__The request__: Repeat the material below exactly, with no pictures.

-- start Records to process --

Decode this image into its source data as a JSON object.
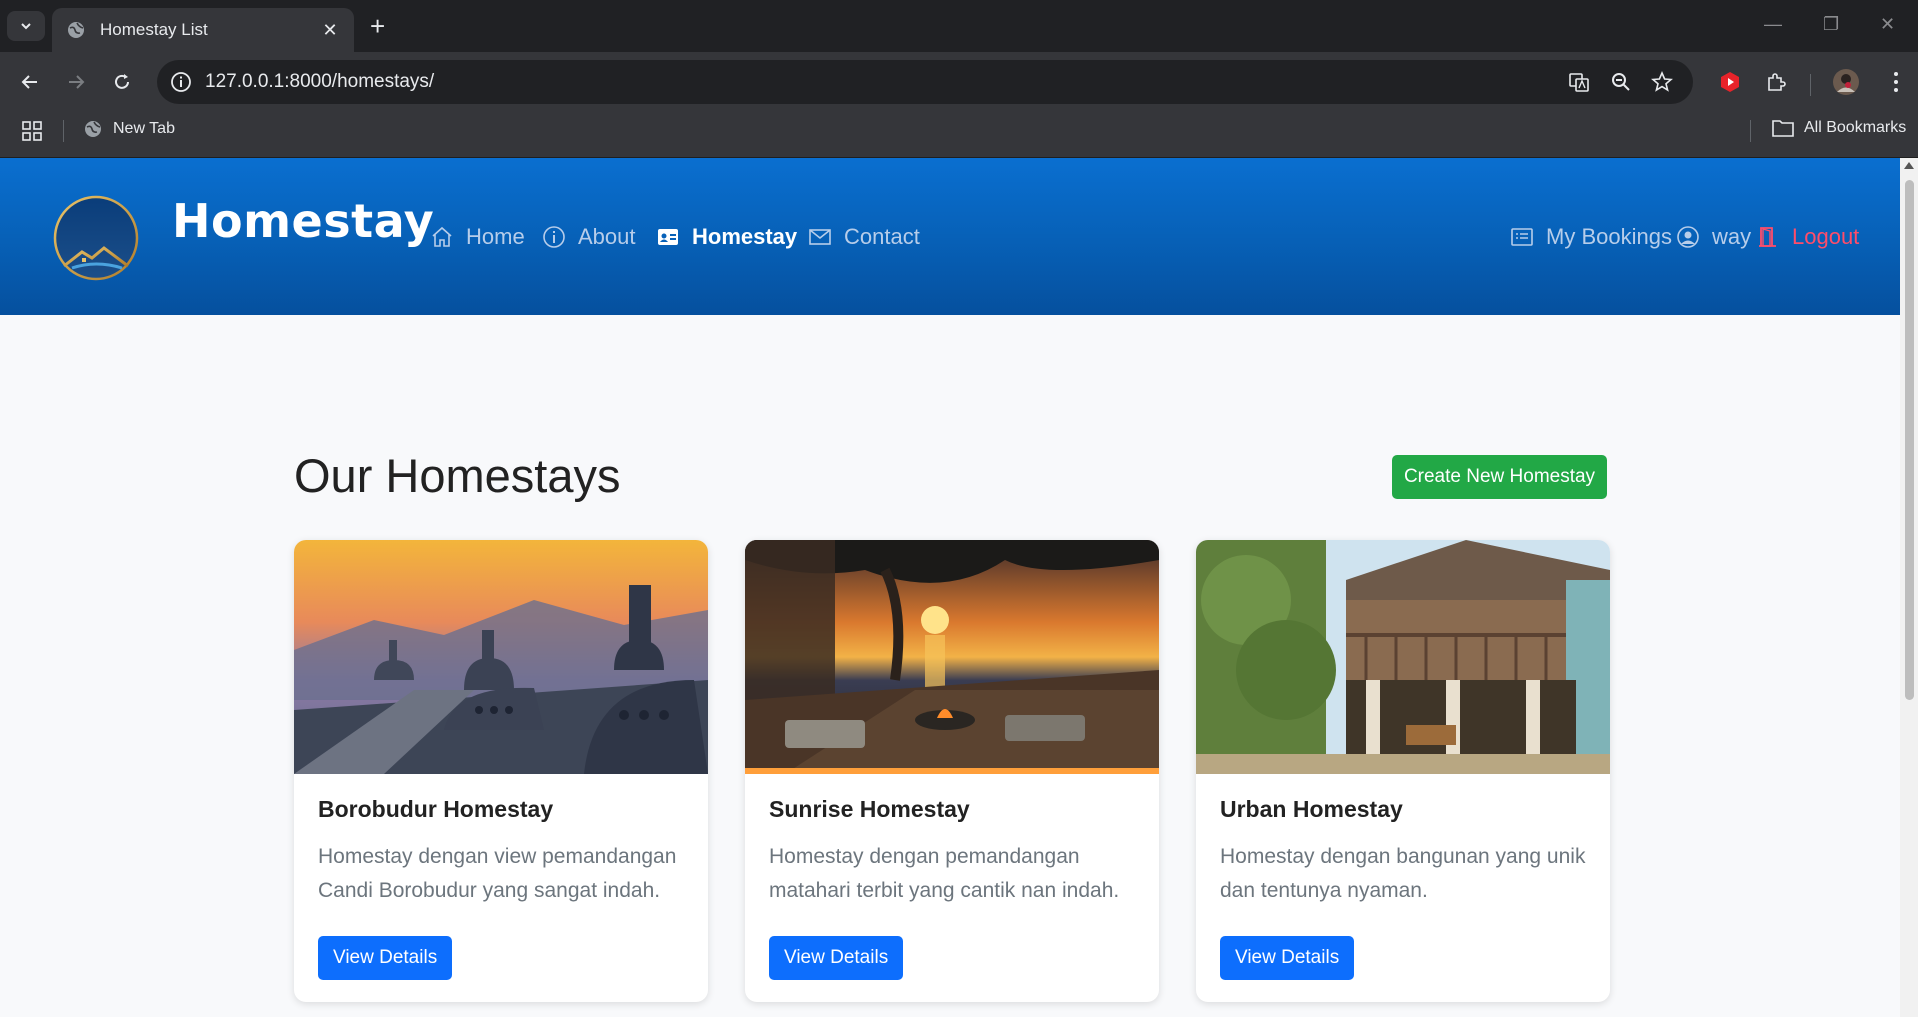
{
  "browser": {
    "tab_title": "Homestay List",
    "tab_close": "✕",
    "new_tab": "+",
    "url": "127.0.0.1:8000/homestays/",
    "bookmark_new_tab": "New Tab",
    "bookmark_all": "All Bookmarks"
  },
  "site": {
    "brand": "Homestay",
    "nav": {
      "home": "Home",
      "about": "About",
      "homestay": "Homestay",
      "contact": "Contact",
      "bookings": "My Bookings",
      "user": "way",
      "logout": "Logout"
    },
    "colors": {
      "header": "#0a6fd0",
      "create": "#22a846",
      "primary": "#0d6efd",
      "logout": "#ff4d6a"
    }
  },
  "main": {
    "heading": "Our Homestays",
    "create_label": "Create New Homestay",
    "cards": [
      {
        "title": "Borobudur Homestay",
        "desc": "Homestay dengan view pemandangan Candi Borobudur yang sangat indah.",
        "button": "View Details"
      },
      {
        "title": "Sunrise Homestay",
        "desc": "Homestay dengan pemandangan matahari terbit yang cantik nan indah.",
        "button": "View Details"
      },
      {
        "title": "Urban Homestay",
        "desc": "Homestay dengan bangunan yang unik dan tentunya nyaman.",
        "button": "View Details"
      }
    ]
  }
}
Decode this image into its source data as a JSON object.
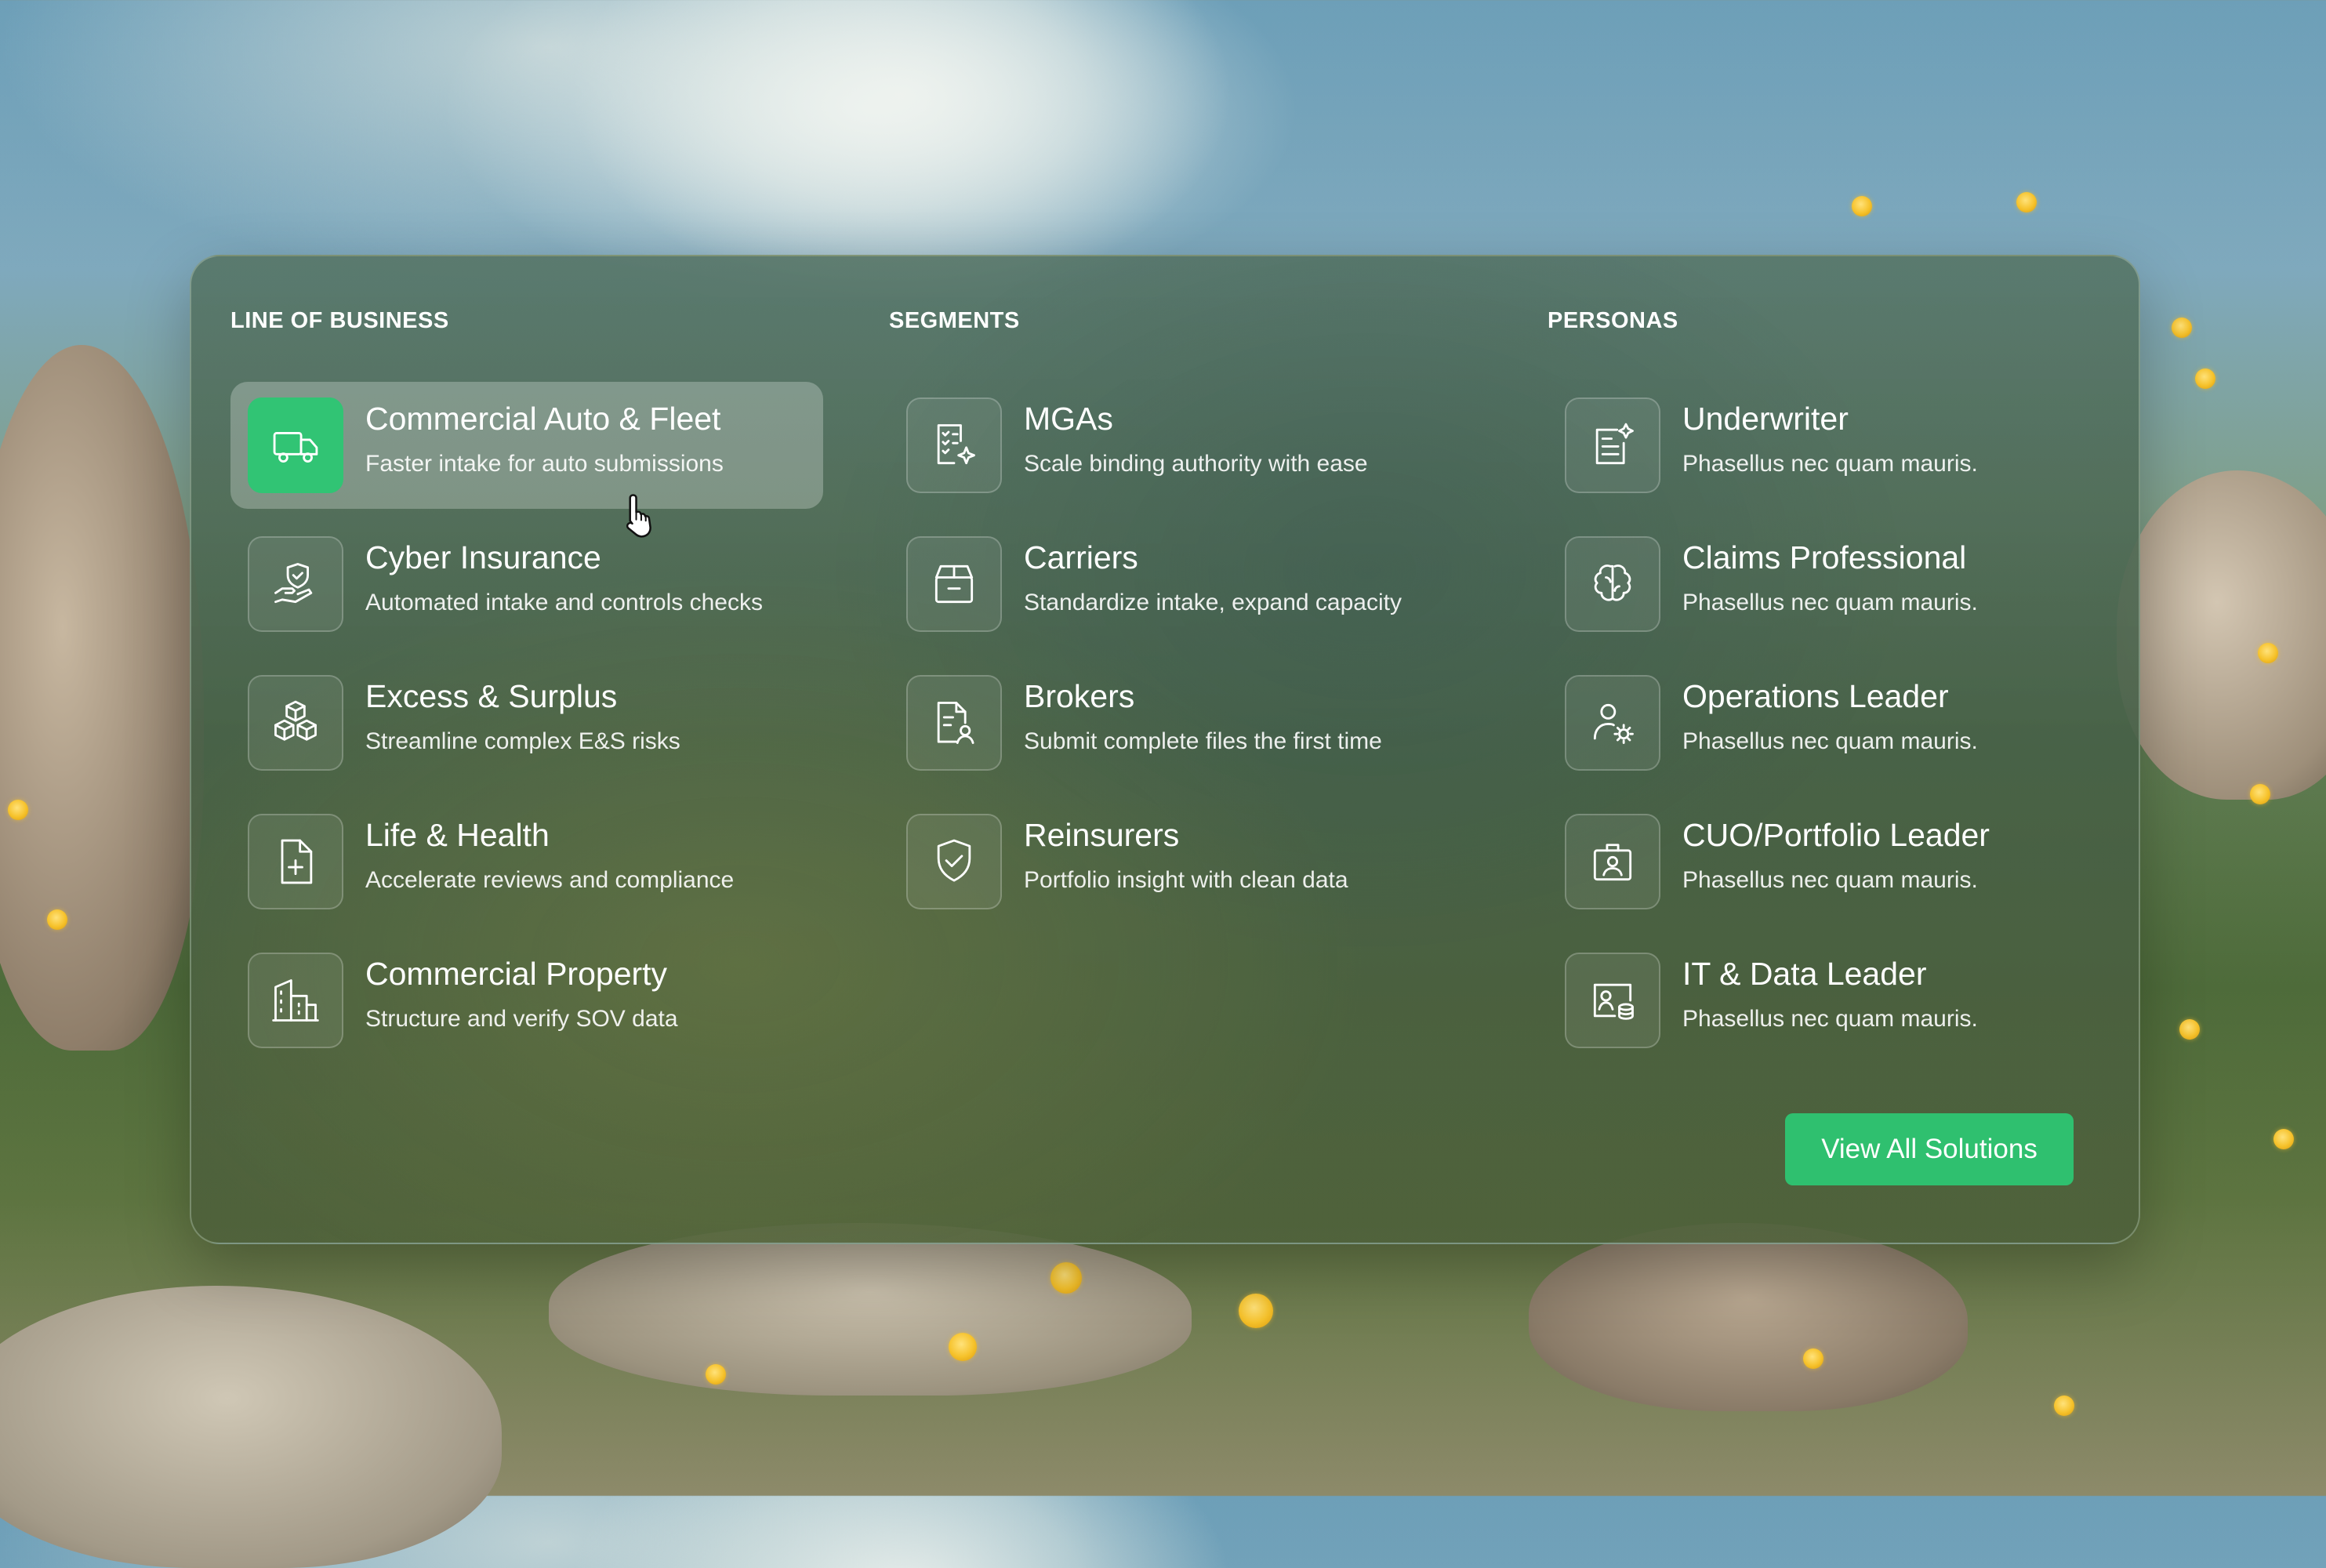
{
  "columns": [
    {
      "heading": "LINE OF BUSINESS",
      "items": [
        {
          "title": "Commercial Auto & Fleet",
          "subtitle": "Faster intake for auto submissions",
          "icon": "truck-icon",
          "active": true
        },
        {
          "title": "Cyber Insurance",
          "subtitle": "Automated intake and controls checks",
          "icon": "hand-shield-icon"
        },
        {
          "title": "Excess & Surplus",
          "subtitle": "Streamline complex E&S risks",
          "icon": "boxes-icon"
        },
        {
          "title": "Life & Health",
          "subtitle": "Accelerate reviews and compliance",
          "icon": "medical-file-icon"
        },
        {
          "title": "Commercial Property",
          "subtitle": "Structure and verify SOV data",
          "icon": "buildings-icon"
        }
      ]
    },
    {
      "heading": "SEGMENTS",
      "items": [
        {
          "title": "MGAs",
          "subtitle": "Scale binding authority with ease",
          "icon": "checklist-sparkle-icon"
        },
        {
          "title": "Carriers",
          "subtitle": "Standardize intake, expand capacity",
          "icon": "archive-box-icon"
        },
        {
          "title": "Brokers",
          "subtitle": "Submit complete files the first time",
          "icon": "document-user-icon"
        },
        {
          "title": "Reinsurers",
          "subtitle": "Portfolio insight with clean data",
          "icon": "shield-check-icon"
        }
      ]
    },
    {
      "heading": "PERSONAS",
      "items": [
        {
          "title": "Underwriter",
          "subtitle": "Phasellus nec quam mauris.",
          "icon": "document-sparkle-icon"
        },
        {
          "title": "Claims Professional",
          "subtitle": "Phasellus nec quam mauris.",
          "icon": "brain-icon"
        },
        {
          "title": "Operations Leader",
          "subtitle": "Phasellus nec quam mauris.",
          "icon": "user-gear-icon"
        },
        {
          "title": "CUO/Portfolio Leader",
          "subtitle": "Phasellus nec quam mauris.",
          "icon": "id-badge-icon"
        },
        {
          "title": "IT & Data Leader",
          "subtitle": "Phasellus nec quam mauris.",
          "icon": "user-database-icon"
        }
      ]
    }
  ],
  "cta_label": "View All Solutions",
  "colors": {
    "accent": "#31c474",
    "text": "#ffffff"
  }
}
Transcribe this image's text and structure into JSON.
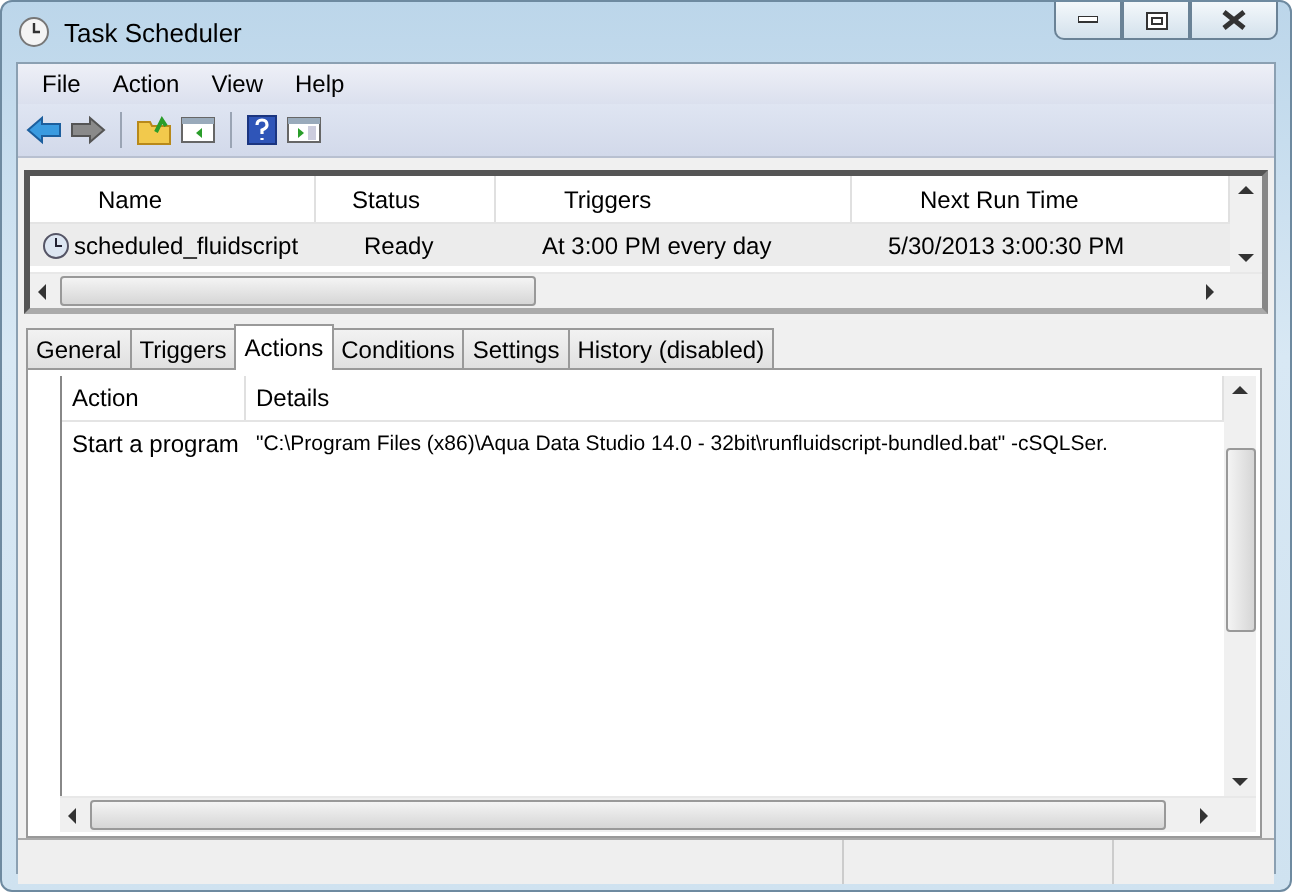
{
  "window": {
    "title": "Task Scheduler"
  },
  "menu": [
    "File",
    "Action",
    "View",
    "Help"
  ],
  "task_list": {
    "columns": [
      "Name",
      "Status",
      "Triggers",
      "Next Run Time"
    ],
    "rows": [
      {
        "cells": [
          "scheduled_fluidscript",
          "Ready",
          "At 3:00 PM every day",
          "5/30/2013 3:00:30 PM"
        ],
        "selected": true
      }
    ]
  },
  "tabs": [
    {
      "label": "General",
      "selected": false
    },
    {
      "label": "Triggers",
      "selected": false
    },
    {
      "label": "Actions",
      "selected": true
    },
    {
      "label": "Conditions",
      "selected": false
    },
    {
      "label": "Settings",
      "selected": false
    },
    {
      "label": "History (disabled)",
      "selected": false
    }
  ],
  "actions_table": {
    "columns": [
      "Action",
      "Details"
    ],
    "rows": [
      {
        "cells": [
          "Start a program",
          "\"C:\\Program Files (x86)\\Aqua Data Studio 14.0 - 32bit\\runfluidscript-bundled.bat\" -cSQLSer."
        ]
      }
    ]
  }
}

-- end Records to process --

__Result of the exercise__:
Decode this image into its source data as a JSON object.
{
  "browser": {
    "tab_title": "Homestay List",
    "tab_close": "✕",
    "new_tab": "+",
    "url": "127.0.0.1:8000/homestays/",
    "bookmark_new_tab": "New Tab",
    "bookmark_all": "All Bookmarks"
  },
  "site": {
    "brand": "Homestay",
    "nav": {
      "home": "Home",
      "about": "About",
      "homestay": "Homestay",
      "contact": "Contact",
      "bookings": "My Bookings",
      "user": "way",
      "logout": "Logout"
    },
    "colors": {
      "header": "#0a6fd0",
      "create": "#22a846",
      "primary": "#0d6efd",
      "logout": "#ff4d6a"
    }
  },
  "main": {
    "heading": "Our Homestays",
    "create_label": "Create New Homestay",
    "cards": [
      {
        "title": "Borobudur Homestay",
        "desc": "Homestay dengan view pemandangan Candi Borobudur yang sangat indah.",
        "button": "View Details"
      },
      {
        "title": "Sunrise Homestay",
        "desc": "Homestay dengan pemandangan matahari terbit yang cantik nan indah.",
        "button": "View Details"
      },
      {
        "title": "Urban Homestay",
        "desc": "Homestay dengan bangunan yang unik dan tentunya nyaman.",
        "button": "View Details"
      }
    ]
  }
}
Decode this image into its source data as a JSON object.
{
  "columns": [
    {
      "heading": "LINE OF BUSINESS",
      "items": [
        {
          "title": "Commercial Auto & Fleet",
          "subtitle": "Faster intake for auto submissions",
          "icon": "truck-icon",
          "active": true
        },
        {
          "title": "Cyber Insurance",
          "subtitle": "Automated intake and controls checks",
          "icon": "hand-shield-icon"
        },
        {
          "title": "Excess & Surplus",
          "subtitle": "Streamline complex E&S risks",
          "icon": "boxes-icon"
        },
        {
          "title": "Life & Health",
          "subtitle": "Accelerate reviews and compliance",
          "icon": "medical-file-icon"
        },
        {
          "title": "Commercial Property",
          "subtitle": "Structure and verify SOV data",
          "icon": "buildings-icon"
        }
      ]
    },
    {
      "heading": "SEGMENTS",
      "items": [
        {
          "title": "MGAs",
          "subtitle": "Scale binding authority with ease",
          "icon": "checklist-sparkle-icon"
        },
        {
          "title": "Carriers",
          "subtitle": "Standardize intake, expand capacity",
          "icon": "archive-box-icon"
        },
        {
          "title": "Brokers",
          "subtitle": "Submit complete files the first time",
          "icon": "document-user-icon"
        },
        {
          "title": "Reinsurers",
          "subtitle": "Portfolio insight with clean data",
          "icon": "shield-check-icon"
        }
      ]
    },
    {
      "heading": "PERSONAS",
      "items": [
        {
          "title": "Underwriter",
          "subtitle": "Phasellus nec quam mauris.",
          "icon": "document-sparkle-icon"
        },
        {
          "title": "Claims Professional",
          "subtitle": "Phasellus nec quam mauris.",
          "icon": "brain-icon"
        },
        {
          "title": "Operations Leader",
          "subtitle": "Phasellus nec quam mauris.",
          "icon": "user-gear-icon"
        },
        {
          "title": "CUO/Portfolio Leader",
          "subtitle": "Phasellus nec quam mauris.",
          "icon": "id-badge-icon"
        },
        {
          "title": "IT & Data Leader",
          "subtitle": "Phasellus nec quam mauris.",
          "icon": "user-database-icon"
        }
      ]
    }
  ],
  "cta_label": "View All Solutions",
  "colors": {
    "accent": "#31c474",
    "text": "#ffffff"
  }
}
Transcribe this image's text and structure into JSON.
{
  "window": {
    "title": "Task Scheduler"
  },
  "menu": [
    "File",
    "Action",
    "View",
    "Help"
  ],
  "task_list": {
    "columns": [
      "Name",
      "Status",
      "Triggers",
      "Next Run Time"
    ],
    "rows": [
      {
        "cells": [
          "scheduled_fluidscript",
          "Ready",
          "At 3:00 PM every day",
          "5/30/2013 3:00:30 PM"
        ],
        "selected": true
      }
    ]
  },
  "tabs": [
    {
      "label": "General",
      "selected": false
    },
    {
      "label": "Triggers",
      "selected": false
    },
    {
      "label": "Actions",
      "selected": true
    },
    {
      "label": "Conditions",
      "selected": false
    },
    {
      "label": "Settings",
      "selected": false
    },
    {
      "label": "History (disabled)",
      "selected": false
    }
  ],
  "actions_table": {
    "columns": [
      "Action",
      "Details"
    ],
    "rows": [
      {
        "cells": [
          "Start a program",
          "\"C:\\Program Files (x86)\\Aqua Data Studio 14.0 - 32bit\\runfluidscript-bundled.bat\" -cSQLSer."
        ]
      }
    ]
  }
}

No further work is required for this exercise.